- [JOB]
Could you transcribe every record below exactly as written, leaving out any pictures?

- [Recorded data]
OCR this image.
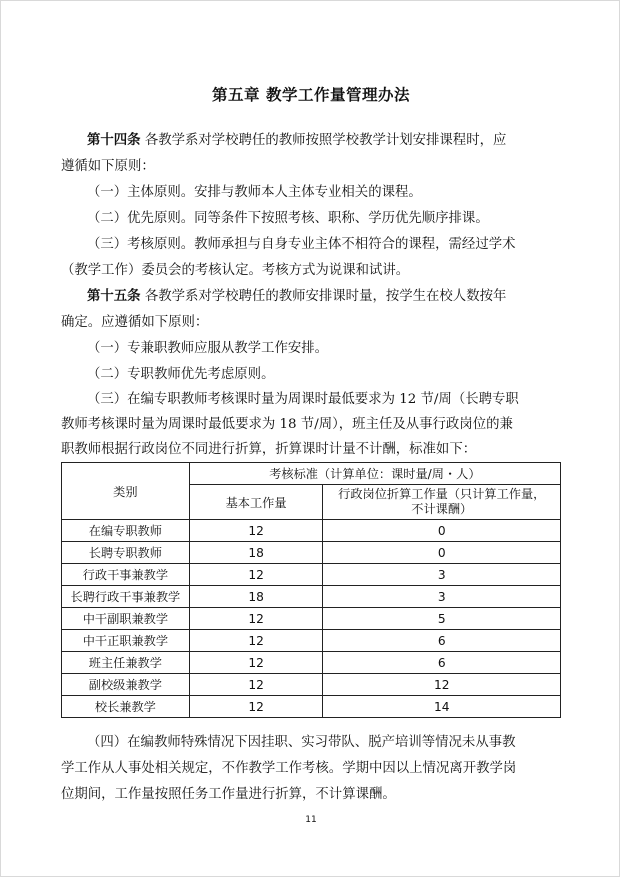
第五章 教学工作量管理办法

第十四条 各教学系对学校聘任的教师按照学校教学计划安排课程时，应

遵循如下原则：

（一）主体原则。安排与教师本人主体专业相关的课程。

（二）优先原则。同等条件下按照考核、职称、学历优先顺序排课。

（三）考核原则。教师承担与自身专业主体不相符合的课程，需经过学术

（教学工作）委员会的考核认定。考核方式为说课和试讲。

第十五条 各教学系对学校聘任的教师安排课时量，按学生在校人数按年

确定。应遵循如下原则：

（一）专兼职教师应服从教学工作安排。

（二）专职教师优先考虑原则。

（三）在编专职教师考核课时量为周课时最低要求为 12 节/周（长聘专职

教师考核课时量为周课时最低要求为 18 节/周），班主任及从事行政岗位的兼

职教师根据行政岗位不同进行折算，折算课时计量不计酬，标准如下：

类别	考核标准（计算单位：课时量/周・人）	
	基本工作量	行政岗位折算工作量（只计算工作量，
不计课酬）
在编专职教师	12	0
长聘专职教师	18	0
行政干事兼教学	12	3
长聘行政干事兼教学	18	3
中干副职兼教学	12	5
中干正职兼教学	12	6
班主任兼教学	12	6
副校级兼教学	12	12
校长兼教学	12	14

（四）在编教师特殊情况下因挂职、实习带队、脱产培训等情况未从事教

学工作从人事处相关规定，不作教学工作考核。学期中因以上情况离开教学岗

位期间，工作量按照任务工作量进行折算，不计算课酬。

11
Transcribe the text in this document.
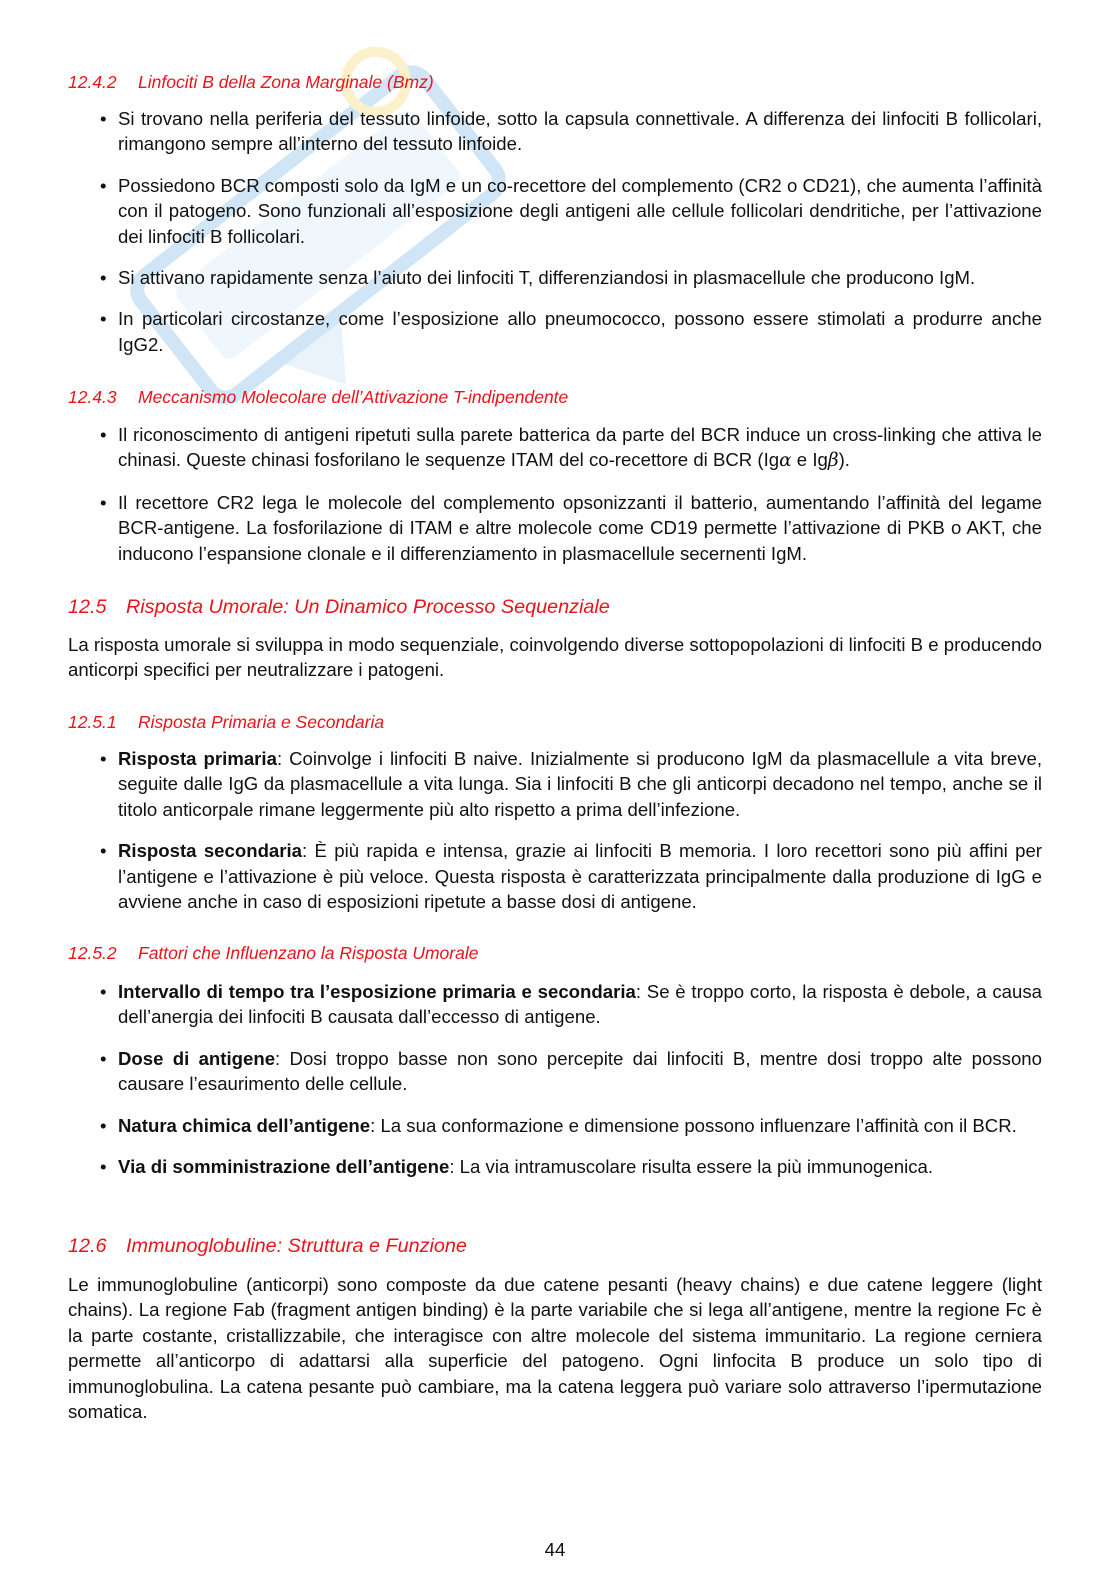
12.4.2 Linfociti B della Zona Marginale (Bmz)
• Si trovano nella periferia del tessuto linfoide, sotto la capsula connettivale. A differenza dei linfociti B follicolari, rimangono sempre all’interno del tessuto linfoide.
• Possiedono BCR composti solo da IgM e un co-recettore del complemento (CR2 o CD21), che aumenta l’affinità con il patogeno. Sono funzionali all’esposizione degli antigeni alle cellule follicolari dendritiche, per l’attivazione dei linfociti B follicolari.
• Si attivano rapidamente senza l’aiuto dei linfociti T, differenziandosi in plasmacellule che producono IgM.
• In particolari circostanze, come l’esposizione allo pneumococco, possono essere stimolati a produrre anche IgG2.
12.4.3 Meccanismo Molecolare dell’Attivazione T-indipendente
• Il riconoscimento di antigeni ripetuti sulla parete batterica da parte del BCR induce un cross-linking che attiva le chinasi. Queste chinasi fosforilano le sequenze ITAM del co-recettore di BCR (Igα e Igβ).
• Il recettore CR2 lega le molecole del complemento opsonizzanti il batterio, aumentando l’affinità del legame BCR-antigene. La fosforilazione di ITAM e altre molecole come CD19 permette l’attivazione di PKB o AKT, che inducono l’espansione clonale e il differenziamento in plasmacellule secernenti IgM.
12.5 Risposta Umorale: Un Dinamico Processo Sequenziale

La risposta umorale si sviluppa in modo sequenziale, coinvolgendo diverse sottopopolazioni di linfociti B e producendo anticorpi specifici per neutralizzare i patogeni.

12.5.1 Risposta Primaria e Secondaria
• Risposta primaria: Coinvolge i linfociti B naive. Inizialmente si producono IgM da plasmacellule a vita breve, seguite dalle IgG da plasmacellule a vita lunga. Sia i linfociti B che gli anticorpi decadono nel tempo, anche se il titolo anticorpale rimane leggermente più alto rispetto a prima dell’infezione.
• Risposta secondaria: È più rapida e intensa, grazie ai linfociti B memoria. I loro recettori sono più affini per l’antigene e l’attivazione è più veloce. Questa risposta è caratterizzata principalmente dalla produzione di IgG e avviene anche in caso di esposizioni ripetute a basse dosi di antigene.
12.5.2 Fattori che Influenzano la Risposta Umorale
• Intervallo di tempo tra l’esposizione primaria e secondaria: Se è troppo corto, la risposta è debole, a causa dell’anergia dei linfociti B causata dall’eccesso di antigene.
• Dose di antigene: Dosi troppo basse non sono percepite dai linfociti B, mentre dosi troppo alte possono causare l’esaurimento delle cellule.
• Natura chimica dell’antigene: La sua conformazione e dimensione possono influenzare l’affinità con il BCR.
• Via di somministrazione dell’antigene: La via intramuscolare risulta essere la più immunogenica.
12.6 Immunoglobuline: Struttura e Funzione

Le immunoglobuline (anticorpi) sono composte da due catene pesanti (heavy chains) e due catene leggere (light chains). La regione Fab (fragment antigen binding) è la parte variabile che si lega all’antigene, mentre la regione Fc è la parte costante, cristallizzabile, che interagisce con altre molecole del sistema immunitario. La regione cerniera permette all’anticorpo di adattarsi alla superficie del patogeno. Ogni linfocita B produce un solo tipo di immunoglobulina. La catena pesante può cambiare, ma la catena leggera può variare solo attraverso l’ipermutazione somatica.

44
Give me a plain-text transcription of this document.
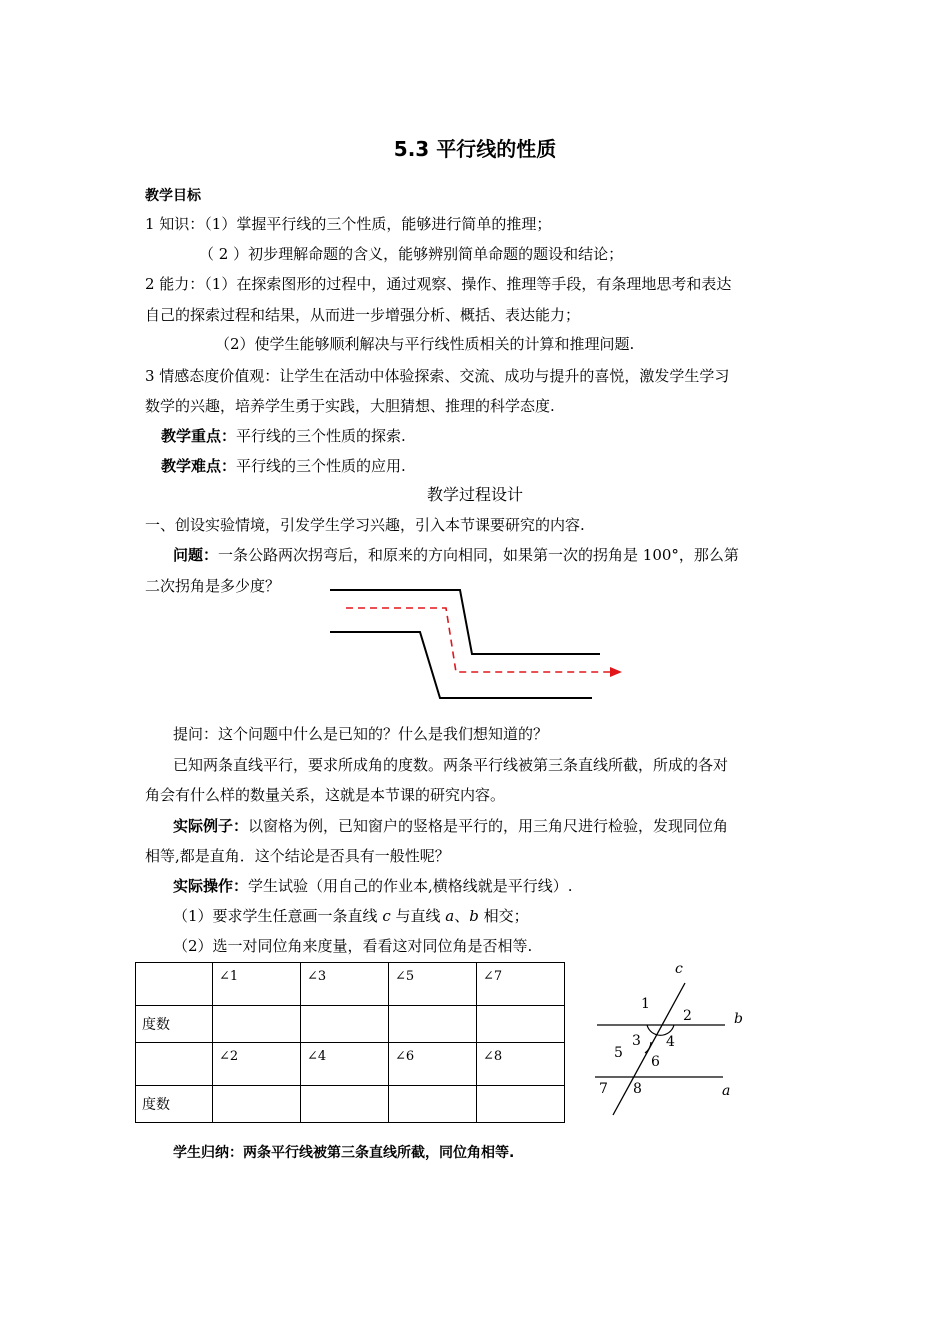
5.3 平行线的性质
教学目标
1 知识：（1）掌握平行线的三个性质，能够进行简单的推理；
（ 2 ）初步理解命题的含义，能够辨别简单命题的题设和结论；
2 能力：（1）在探索图形的过程中，通过观察、操作、推理等手段，有条理地思考和表达
自己的探索过程和结果，从而进一步增强分析、概括、表达能力；
（2）使学生能够顺利解决与平行线性质相关的计算和推理问题.
3 情感态度价值观：让学生在活动中体验探索、交流、成功与提升的喜悦，激发学生学习
数学的兴趣，培养学生勇于实践，大胆猜想、推理的科学态度.
教学重点：平行线的三个性质的探索.
教学难点：平行线的三个性质的应用.
教学过程设计
一、创设实验情境，引发学生学习兴趣，引入本节课要研究的内容.
问题：一条公路两次拐弯后，和原来的方向相同，如果第一次的拐角是 100°，那么第
二次拐角是多少度？
提问：这个问题中什么是已知的？什么是我们想知道的？
已知两条直线平行，要求所成角的度数。两条平行线被第三条直线所截，所成的各对
角会有什么样的数量关系，这就是本节课的研究内容。
实际例子：以窗格为例，已知窗户的竖格是平行的，用三角尺进行检验，发现同位角
相等,都是直角．这个结论是否具有一般性呢？
实际操作：学生试验（用自己的作业本,横格线就是平行线）.
（1）要求学生任意画一条直线 c 与直线 a、b 相交；
（2）选一对同位角来度量，看看这对同位角是否相等.
	∠1	∠3	∠5	∠7
度数				
	∠2	∠4	∠6	∠8
度数				
c
b
a
1
2
3 4
5
6
7 8
学生归纳：两条平行线被第三条直线所截，同位角相等.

- [EXPECTED ANSWER]
OCR this image.
第五章 教学工作量管理办法

第十四条 各教学系对学校聘任的教师按照学校教学计划安排课程时，应

遵循如下原则：

（一）主体原则。安排与教师本人主体专业相关的课程。

（二）优先原则。同等条件下按照考核、职称、学历优先顺序排课。

（三）考核原则。教师承担与自身专业主体不相符合的课程，需经过学术

（教学工作）委员会的考核认定。考核方式为说课和试讲。

第十五条 各教学系对学校聘任的教师安排课时量，按学生在校人数按年

确定。应遵循如下原则：

（一）专兼职教师应服从教学工作安排。

（二）专职教师优先考虑原则。

（三）在编专职教师考核课时量为周课时最低要求为 12 节/周（长聘专职

教师考核课时量为周课时最低要求为 18 节/周），班主任及从事行政岗位的兼

职教师根据行政岗位不同进行折算，折算课时计量不计酬，标准如下：

类别	考核标准（计算单位：课时量/周・人）	
	基本工作量	行政岗位折算工作量（只计算工作量，
不计课酬）
在编专职教师	12	0
长聘专职教师	18	0
行政干事兼教学	12	3
长聘行政干事兼教学	18	3
中干副职兼教学	12	5
中干正职兼教学	12	6
班主任兼教学	12	6
副校级兼教学	12	12
校长兼教学	12	14

（四）在编教师特殊情况下因挂职、实习带队、脱产培训等情况未从事教

学工作从人事处相关规定，不作教学工作考核。学期中因以上情况离开教学岗

位期间，工作量按照任务工作量进行折算，不计算课酬。

11
Transcribe the text in this document.
12.4.2 Linfociti B della Zona Marginale (Bmz)
• Si trovano nella periferia del tessuto linfoide, sotto la capsula connettivale. A differenza dei linfociti B follicolari, rimangono sempre all’interno del tessuto linfoide.
• Possiedono BCR composti solo da IgM e un co-recettore del complemento (CR2 o CD21), che aumenta l’affinità con il patogeno. Sono funzionali all’esposizione degli antigeni alle cellule follicolari dendritiche, per l’attivazione dei linfociti B follicolari.
• Si attivano rapidamente senza l’aiuto dei linfociti T, differenziandosi in plasmacellule che producono IgM.
• In particolari circostanze, come l’esposizione allo pneumococco, possono essere stimolati a produrre anche IgG2.
12.4.3 Meccanismo Molecolare dell’Attivazione T-indipendente
• Il riconoscimento di antigeni ripetuti sulla parete batterica da parte del BCR induce un cross-linking che attiva le chinasi. Queste chinasi fosforilano le sequenze ITAM del co-recettore di BCR (Igα e Igβ).
• Il recettore CR2 lega le molecole del complemento opsonizzanti il batterio, aumentando l’affinità del legame BCR-antigene. La fosforilazione di ITAM e altre molecole come CD19 permette l’attivazione di PKB o AKT, che inducono l’espansione clonale e il differenziamento in plasmacellule secernenti IgM.
12.5 Risposta Umorale: Un Dinamico Processo Sequenziale

La risposta umorale si sviluppa in modo sequenziale, coinvolgendo diverse sottopopolazioni di linfociti B e producendo anticorpi specifici per neutralizzare i patogeni.

12.5.1 Risposta Primaria e Secondaria
• Risposta primaria: Coinvolge i linfociti B naive. Inizialmente si producono IgM da plasmacellule a vita breve, seguite dalle IgG da plasmacellule a vita lunga. Sia i linfociti B che gli anticorpi decadono nel tempo, anche se il titolo anticorpale rimane leggermente più alto rispetto a prima dell’infezione.
• Risposta secondaria: È più rapida e intensa, grazie ai linfociti B memoria. I loro recettori sono più affini per l’antigene e l’attivazione è più veloce. Questa risposta è caratterizzata principalmente dalla produzione di IgG e avviene anche in caso di esposizioni ripetute a basse dosi di antigene.
12.5.2 Fattori che Influenzano la Risposta Umorale
• Intervallo di tempo tra l’esposizione primaria e secondaria: Se è troppo corto, la risposta è debole, a causa dell’anergia dei linfociti B causata dall’eccesso di antigene.
• Dose di antigene: Dosi troppo basse non sono percepite dai linfociti B, mentre dosi troppo alte possono causare l’esaurimento delle cellule.
• Natura chimica dell’antigene: La sua conformazione e dimensione possono influenzare l’affinità con il BCR.
• Via di somministrazione dell’antigene: La via intramuscolare risulta essere la più immunogenica.
12.6 Immunoglobuline: Struttura e Funzione

Le immunoglobuline (anticorpi) sono composte da due catene pesanti (heavy chains) e due catene leggere (light chains). La regione Fab (fragment antigen binding) è la parte variabile che si lega all’antigene, mentre la regione Fc è la parte costante, cristallizzabile, che interagisce con altre molecole del sistema immunitario. La regione cerniera permette all’anticorpo di adattarsi alla superficie del patogeno. Ogni linfocita B produce un solo tipo di immunoglobulina. La catena pesante può cambiare, ma la catena leggera può variare solo attraverso l’ipermutazione somatica.

44
Give me a plain-text transcription of this document.
5.3 平行线的性质
教学目标
1 知识：（1）掌握平行线的三个性质，能够进行简单的推理；
（ 2 ）初步理解命题的含义，能够辨别简单命题的题设和结论；
2 能力：（1）在探索图形的过程中，通过观察、操作、推理等手段，有条理地思考和表达
自己的探索过程和结果，从而进一步增强分析、概括、表达能力；
（2）使学生能够顺利解决与平行线性质相关的计算和推理问题.
3 情感态度价值观：让学生在活动中体验探索、交流、成功与提升的喜悦，激发学生学习
数学的兴趣，培养学生勇于实践，大胆猜想、推理的科学态度.
教学重点：平行线的三个性质的探索.
教学难点：平行线的三个性质的应用.
教学过程设计
一、创设实验情境，引发学生学习兴趣，引入本节课要研究的内容.
问题：一条公路两次拐弯后，和原来的方向相同，如果第一次的拐角是 100°，那么第
二次拐角是多少度？
提问：这个问题中什么是已知的？什么是我们想知道的？
已知两条直线平行，要求所成角的度数。两条平行线被第三条直线所截，所成的各对
角会有什么样的数量关系，这就是本节课的研究内容。
实际例子：以窗格为例，已知窗户的竖格是平行的，用三角尺进行检验，发现同位角
相等,都是直角．这个结论是否具有一般性呢？
实际操作：学生试验（用自己的作业本,横格线就是平行线）.
（1）要求学生任意画一条直线 c 与直线 a、b 相交；
（2）选一对同位角来度量，看看这对同位角是否相等.
	∠1	∠3	∠5	∠7
度数				
	∠2	∠4	∠6	∠8
度数				
c
b
a
1
2
3 4
5
6
7 8
学生归纳：两条平行线被第三条直线所截，同位角相等.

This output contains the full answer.